╭──

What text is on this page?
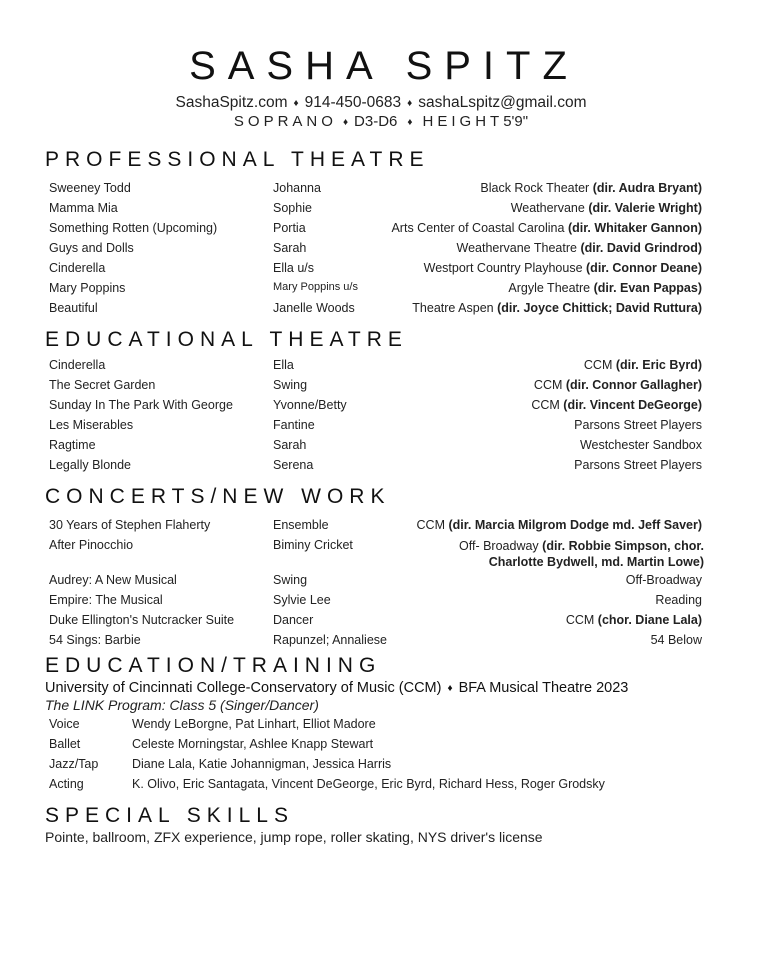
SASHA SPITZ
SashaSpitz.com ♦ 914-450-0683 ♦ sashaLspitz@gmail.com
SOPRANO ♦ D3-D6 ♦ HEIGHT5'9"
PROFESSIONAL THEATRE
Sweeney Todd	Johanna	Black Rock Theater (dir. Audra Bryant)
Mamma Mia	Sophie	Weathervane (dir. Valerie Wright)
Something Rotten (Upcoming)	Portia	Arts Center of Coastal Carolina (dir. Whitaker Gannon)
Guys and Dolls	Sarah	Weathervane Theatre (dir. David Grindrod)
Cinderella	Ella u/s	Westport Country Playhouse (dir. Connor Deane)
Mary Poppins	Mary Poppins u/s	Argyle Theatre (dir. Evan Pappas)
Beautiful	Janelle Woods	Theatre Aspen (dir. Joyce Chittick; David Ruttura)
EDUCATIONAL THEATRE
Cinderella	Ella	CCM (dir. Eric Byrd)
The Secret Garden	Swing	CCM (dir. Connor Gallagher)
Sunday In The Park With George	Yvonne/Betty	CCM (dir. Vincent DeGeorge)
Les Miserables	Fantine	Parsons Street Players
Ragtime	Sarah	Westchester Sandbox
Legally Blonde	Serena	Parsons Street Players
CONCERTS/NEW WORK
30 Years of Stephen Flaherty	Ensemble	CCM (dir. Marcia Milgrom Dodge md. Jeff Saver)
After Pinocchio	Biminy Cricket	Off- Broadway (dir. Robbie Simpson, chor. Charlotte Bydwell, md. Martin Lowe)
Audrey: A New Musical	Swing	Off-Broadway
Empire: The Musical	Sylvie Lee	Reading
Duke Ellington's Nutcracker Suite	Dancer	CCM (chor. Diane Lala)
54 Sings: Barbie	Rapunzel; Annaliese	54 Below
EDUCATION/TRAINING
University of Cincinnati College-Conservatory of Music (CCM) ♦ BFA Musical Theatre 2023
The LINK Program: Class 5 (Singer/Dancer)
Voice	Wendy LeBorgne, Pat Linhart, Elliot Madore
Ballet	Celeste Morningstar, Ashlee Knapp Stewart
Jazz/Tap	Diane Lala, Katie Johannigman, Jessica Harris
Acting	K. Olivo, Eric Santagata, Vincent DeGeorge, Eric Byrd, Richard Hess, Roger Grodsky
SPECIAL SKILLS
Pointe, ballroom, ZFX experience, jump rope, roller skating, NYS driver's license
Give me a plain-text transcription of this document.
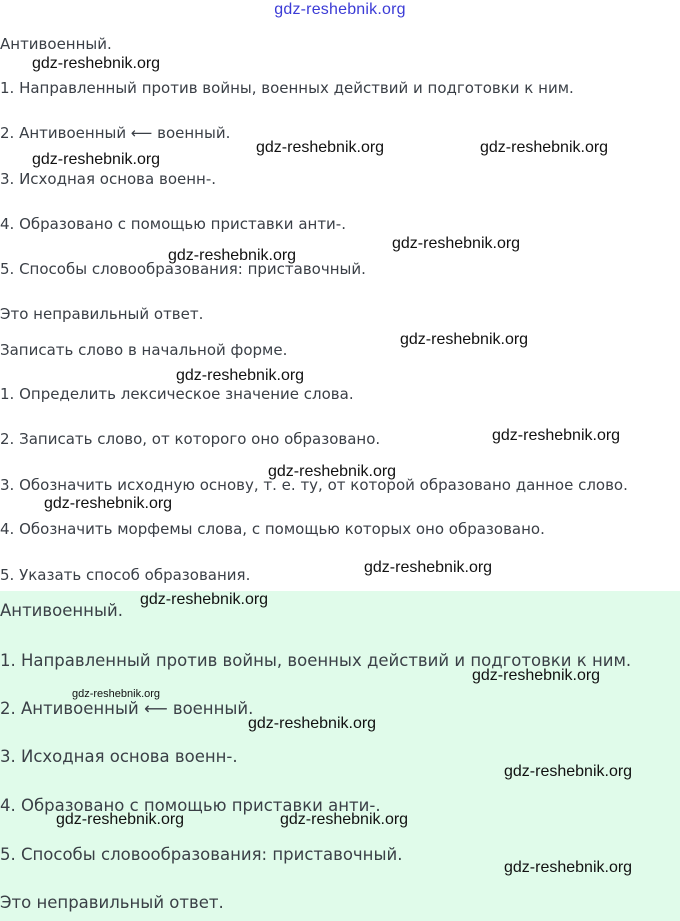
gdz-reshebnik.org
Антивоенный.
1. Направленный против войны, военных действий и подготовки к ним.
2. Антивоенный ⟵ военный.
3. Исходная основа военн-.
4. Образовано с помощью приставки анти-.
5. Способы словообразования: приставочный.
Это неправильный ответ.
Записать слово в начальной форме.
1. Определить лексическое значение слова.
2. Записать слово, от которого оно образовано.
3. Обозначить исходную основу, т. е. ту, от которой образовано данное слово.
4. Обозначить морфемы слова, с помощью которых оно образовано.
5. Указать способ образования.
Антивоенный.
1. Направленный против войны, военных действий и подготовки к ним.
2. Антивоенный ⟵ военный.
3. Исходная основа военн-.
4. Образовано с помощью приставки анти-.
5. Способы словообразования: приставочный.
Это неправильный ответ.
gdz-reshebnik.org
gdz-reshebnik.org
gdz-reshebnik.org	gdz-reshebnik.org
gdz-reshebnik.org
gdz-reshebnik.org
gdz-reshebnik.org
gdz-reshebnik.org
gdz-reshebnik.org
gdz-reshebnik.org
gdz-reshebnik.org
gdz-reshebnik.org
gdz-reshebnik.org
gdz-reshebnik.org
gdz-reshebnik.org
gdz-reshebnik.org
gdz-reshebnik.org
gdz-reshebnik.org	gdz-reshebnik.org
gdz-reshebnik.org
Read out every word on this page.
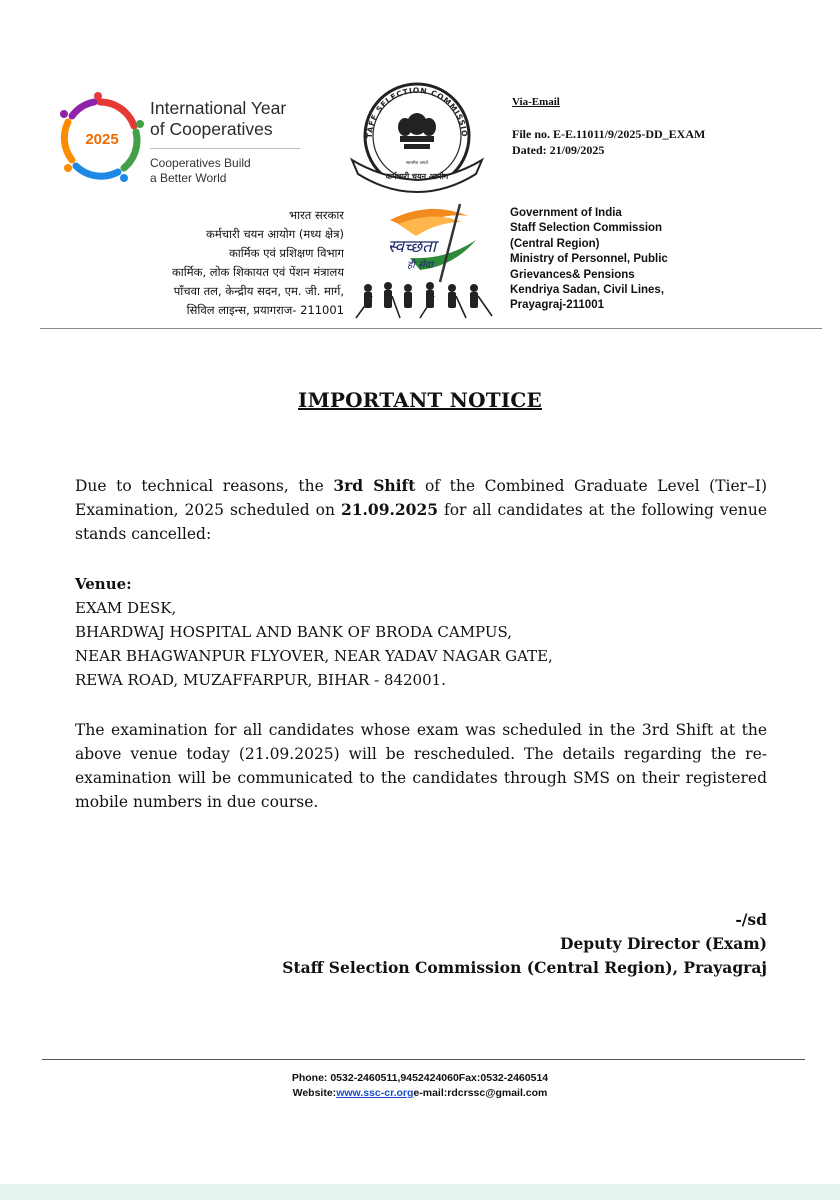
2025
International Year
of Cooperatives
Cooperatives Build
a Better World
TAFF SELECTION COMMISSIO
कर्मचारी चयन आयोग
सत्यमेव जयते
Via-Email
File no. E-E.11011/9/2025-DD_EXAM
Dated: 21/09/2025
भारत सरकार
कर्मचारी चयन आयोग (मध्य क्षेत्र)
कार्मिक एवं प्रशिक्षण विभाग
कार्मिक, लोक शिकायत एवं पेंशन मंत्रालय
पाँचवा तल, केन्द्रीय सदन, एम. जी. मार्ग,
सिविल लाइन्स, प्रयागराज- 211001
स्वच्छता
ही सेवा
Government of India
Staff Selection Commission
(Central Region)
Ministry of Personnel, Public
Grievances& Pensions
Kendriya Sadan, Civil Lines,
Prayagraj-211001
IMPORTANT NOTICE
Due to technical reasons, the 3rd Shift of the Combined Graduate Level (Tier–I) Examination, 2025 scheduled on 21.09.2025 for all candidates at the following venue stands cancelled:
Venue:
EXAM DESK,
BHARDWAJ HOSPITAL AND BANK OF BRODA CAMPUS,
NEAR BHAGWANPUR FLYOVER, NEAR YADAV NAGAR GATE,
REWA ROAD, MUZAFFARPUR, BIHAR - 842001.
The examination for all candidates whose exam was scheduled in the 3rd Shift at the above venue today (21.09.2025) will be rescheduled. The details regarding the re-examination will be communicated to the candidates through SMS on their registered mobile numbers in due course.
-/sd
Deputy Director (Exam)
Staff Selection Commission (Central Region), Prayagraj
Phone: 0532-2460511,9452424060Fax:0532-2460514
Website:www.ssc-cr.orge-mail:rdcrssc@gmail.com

╰──
╭──

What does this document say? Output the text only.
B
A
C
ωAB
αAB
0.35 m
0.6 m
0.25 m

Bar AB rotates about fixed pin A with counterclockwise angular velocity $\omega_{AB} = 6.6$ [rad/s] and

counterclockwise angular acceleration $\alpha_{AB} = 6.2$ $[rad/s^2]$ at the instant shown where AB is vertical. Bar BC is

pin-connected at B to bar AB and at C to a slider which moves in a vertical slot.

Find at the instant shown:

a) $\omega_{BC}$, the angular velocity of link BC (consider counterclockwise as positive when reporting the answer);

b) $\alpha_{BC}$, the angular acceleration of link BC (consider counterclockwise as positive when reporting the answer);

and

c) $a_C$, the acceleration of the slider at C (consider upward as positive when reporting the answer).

╰──

▶ **Short problem**: Scan the listing above for the word "acceleration" and show each line where it is found.

▶ **Finished answer**:
counterclockwise angular acceleration $\alpha_{AB} = 6.2$ $[rad/s^2]$ at the instant shown where AB is vertical. Bar BC is
b) $\alpha_{BC}$, the angular acceleration of link BC (consider counterclockwise as positive when reporting the answer);
c) $a_C$, the acceleration of the slider at C (consider upward as positive when reporting the answer).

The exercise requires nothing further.